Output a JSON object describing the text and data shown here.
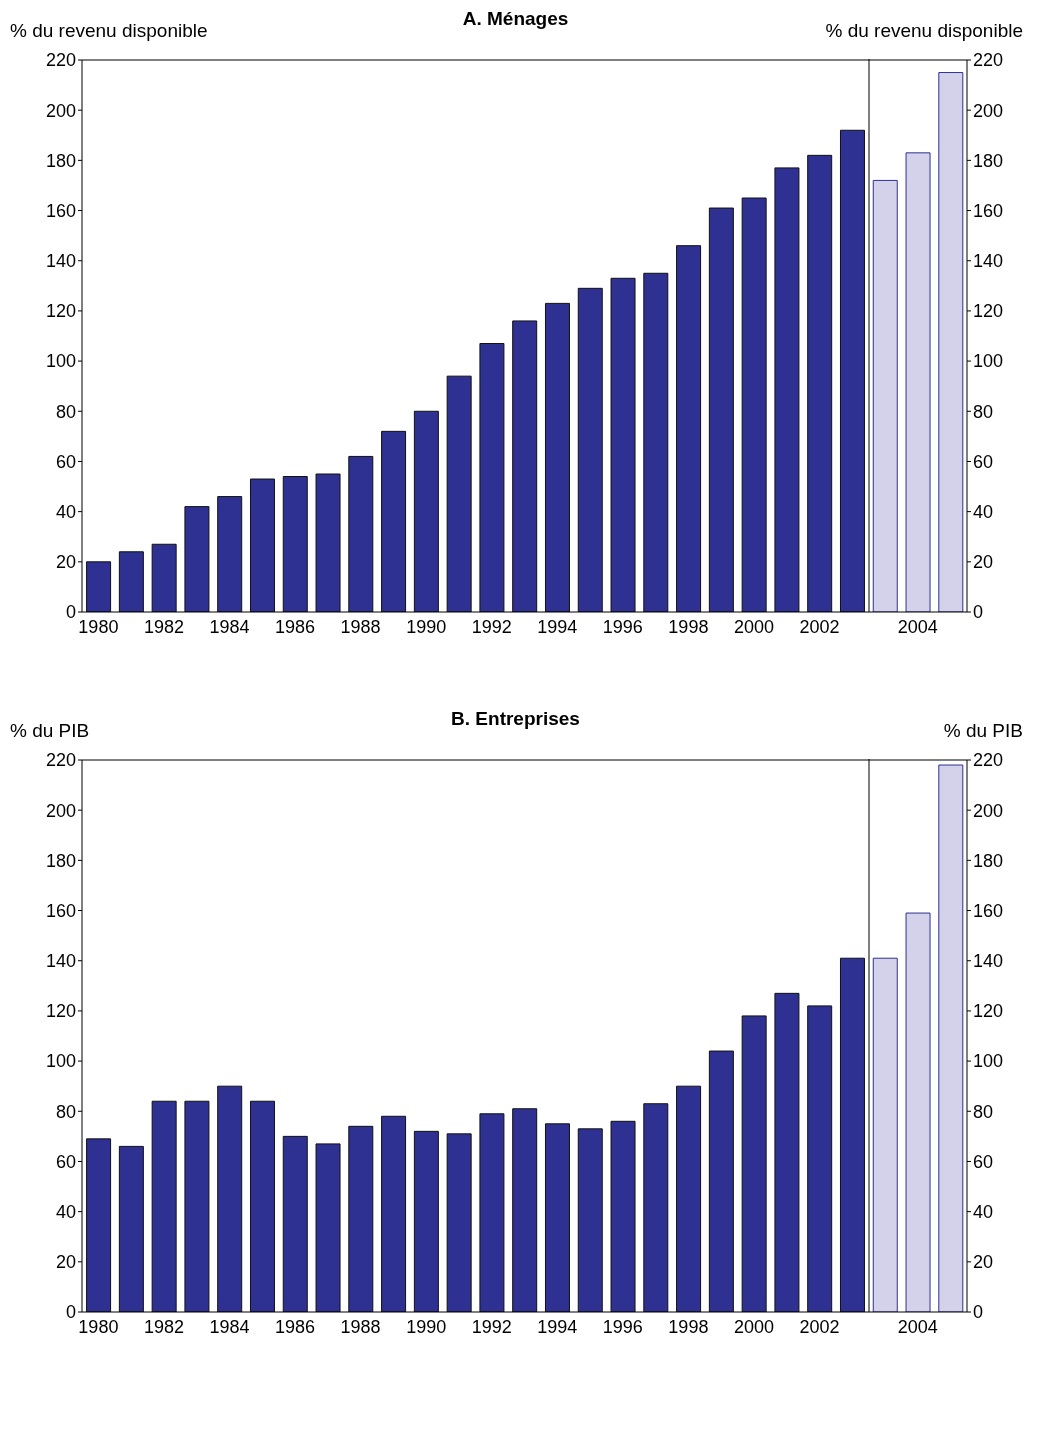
{
  "chart_data": [
    {
      "type": "bar",
      "title": "A. Ménages",
      "ylabel": "% du revenu disponible",
      "y2label": "% du revenu disponible",
      "categories": [
        "1980",
        null,
        "1982",
        null,
        "1984",
        null,
        "1986",
        null,
        "1988",
        null,
        "1990",
        null,
        "1992",
        null,
        "1994",
        null,
        "1996",
        null,
        "1998",
        null,
        "2000",
        null,
        "2002",
        null,
        null,
        "2004",
        null
      ],
      "values": [
        20,
        24,
        27,
        42,
        46,
        53,
        54,
        55,
        62,
        72,
        80,
        94,
        107,
        116,
        123,
        129,
        133,
        135,
        146,
        161,
        165,
        177,
        182,
        192,
        172,
        183,
        215
      ],
      "colors": [
        "#2e3192",
        "#2e3192",
        "#2e3192",
        "#2e3192",
        "#2e3192",
        "#2e3192",
        "#2e3192",
        "#2e3192",
        "#2e3192",
        "#2e3192",
        "#2e3192",
        "#2e3192",
        "#2e3192",
        "#2e3192",
        "#2e3192",
        "#2e3192",
        "#2e3192",
        "#2e3192",
        "#2e3192",
        "#2e3192",
        "#2e3192",
        "#2e3192",
        "#2e3192",
        "#2e3192",
        "#d4d2ea",
        "#d4d2ea",
        "#d4d2ea"
      ],
      "ylim": [
        0,
        220
      ],
      "yticks": [
        0,
        20,
        40,
        60,
        80,
        100,
        120,
        140,
        160,
        180,
        200,
        220
      ],
      "y2lim": [
        0,
        220
      ],
      "y2ticks": [
        0,
        20,
        40,
        60,
        80,
        100,
        120,
        140,
        160,
        180,
        200,
        220
      ],
      "grid": false,
      "legend": false
    },
    {
      "type": "bar",
      "title": "B.  Entreprises",
      "ylabel": "% du PIB",
      "y2label": "% du PIB",
      "categories": [
        "1980",
        null,
        "1982",
        null,
        "1984",
        null,
        "1986",
        null,
        "1988",
        null,
        "1990",
        null,
        "1992",
        null,
        "1994",
        null,
        "1996",
        null,
        "1998",
        null,
        "2000",
        null,
        "2002",
        null,
        null,
        "2004",
        null
      ],
      "values": [
        69,
        66,
        84,
        84,
        90,
        84,
        70,
        67,
        74,
        78,
        72,
        71,
        79,
        81,
        75,
        73,
        76,
        83,
        90,
        104,
        118,
        127,
        122,
        141,
        141,
        159,
        218
      ],
      "colors": [
        "#2e3192",
        "#2e3192",
        "#2e3192",
        "#2e3192",
        "#2e3192",
        "#2e3192",
        "#2e3192",
        "#2e3192",
        "#2e3192",
        "#2e3192",
        "#2e3192",
        "#2e3192",
        "#2e3192",
        "#2e3192",
        "#2e3192",
        "#2e3192",
        "#2e3192",
        "#2e3192",
        "#2e3192",
        "#2e3192",
        "#2e3192",
        "#2e3192",
        "#2e3192",
        "#2e3192",
        "#d4d2ea",
        "#d4d2ea",
        "#d4d2ea"
      ],
      "ylim": [
        0,
        220
      ],
      "yticks": [
        0,
        20,
        40,
        60,
        80,
        100,
        120,
        140,
        160,
        180,
        200,
        220
      ],
      "y2lim": [
        0,
        220
      ],
      "y2ticks": [
        0,
        20,
        40,
        60,
        80,
        100,
        120,
        140,
        160,
        180,
        200,
        220
      ],
      "grid": false,
      "legend": false
    }
  ]
}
□ □ □ □
- [Problem to work on]:
Your task is to set down the records shown above exactly, minus any pictures.

- [Result below]:
Output a JSON object describing the text and data shown here.
{
  "chart_data": [
    {
      "type": "bar",
      "title": "A. Ménages",
      "ylabel": "% du revenu disponible",
      "y2label": "% du revenu disponible",
      "categories": [
        "1980",
        null,
        "1982",
        null,
        "1984",
        null,
        "1986",
        null,
        "1988",
        null,
        "1990",
        null,
        "1992",
        null,
        "1994",
        null,
        "1996",
        null,
        "1998",
        null,
        "2000",
        null,
        "2002",
        null,
        null,
        "2004",
        null
      ],
      "values": [
        20,
        24,
        27,
        42,
        46,
        53,
        54,
        55,
        62,
        72,
        80,
        94,
        107,
        116,
        123,
        129,
        133,
        135,
        146,
        161,
        165,
        177,
        182,
        192,
        172,
        183,
        215
      ],
      "colors": [
        "#2e3192",
        "#2e3192",
        "#2e3192",
        "#2e3192",
        "#2e3192",
        "#2e3192",
        "#2e3192",
        "#2e3192",
        "#2e3192",
        "#2e3192",
        "#2e3192",
        "#2e3192",
        "#2e3192",
        "#2e3192",
        "#2e3192",
        "#2e3192",
        "#2e3192",
        "#2e3192",
        "#2e3192",
        "#2e3192",
        "#2e3192",
        "#2e3192",
        "#2e3192",
        "#2e3192",
        "#d4d2ea",
        "#d4d2ea",
        "#d4d2ea"
      ],
      "ylim": [
        0,
        220
      ],
      "yticks": [
        0,
        20,
        40,
        60,
        80,
        100,
        120,
        140,
        160,
        180,
        200,
        220
      ],
      "y2lim": [
        0,
        220
      ],
      "y2ticks": [
        0,
        20,
        40,
        60,
        80,
        100,
        120,
        140,
        160,
        180,
        200,
        220
      ],
      "grid": false,
      "legend": false
    },
    {
      "type": "bar",
      "title": "B.  Entreprises",
      "ylabel": "% du PIB",
      "y2label": "% du PIB",
      "categories": [
        "1980",
        null,
        "1982",
        null,
        "1984",
        null,
        "1986",
        null,
        "1988",
        null,
        "1990",
        null,
        "1992",
        null,
        "1994",
        null,
        "1996",
        null,
        "1998",
        null,
        "2000",
        null,
        "2002",
        null,
        null,
        "2004",
        null
      ],
      "values": [
        69,
        66,
        84,
        84,
        90,
        84,
        70,
        67,
        74,
        78,
        72,
        71,
        79,
        81,
        75,
        73,
        76,
        83,
        90,
        104,
        118,
        127,
        122,
        141,
        141,
        159,
        218
      ],
      "colors": [
        "#2e3192",
        "#2e3192",
        "#2e3192",
        "#2e3192",
        "#2e3192",
        "#2e3192",
        "#2e3192",
        "#2e3192",
        "#2e3192",
        "#2e3192",
        "#2e3192",
        "#2e3192",
        "#2e3192",
        "#2e3192",
        "#2e3192",
        "#2e3192",
        "#2e3192",
        "#2e3192",
        "#2e3192",
        "#2e3192",
        "#2e3192",
        "#2e3192",
        "#2e3192",
        "#2e3192",
        "#d4d2ea",
        "#d4d2ea",
        "#d4d2ea"
      ],
      "ylim": [
        0,
        220
      ],
      "yticks": [
        0,
        20,
        40,
        60,
        80,
        100,
        120,
        140,
        160,
        180,
        200,
        220
      ],
      "y2lim": [
        0,
        220
      ],
      "y2ticks": [
        0,
        20,
        40,
        60,
        80,
        100,
        120,
        140,
        160,
        180,
        200,
        220
      ],
      "grid": false,
      "legend": false
    }
  ]
}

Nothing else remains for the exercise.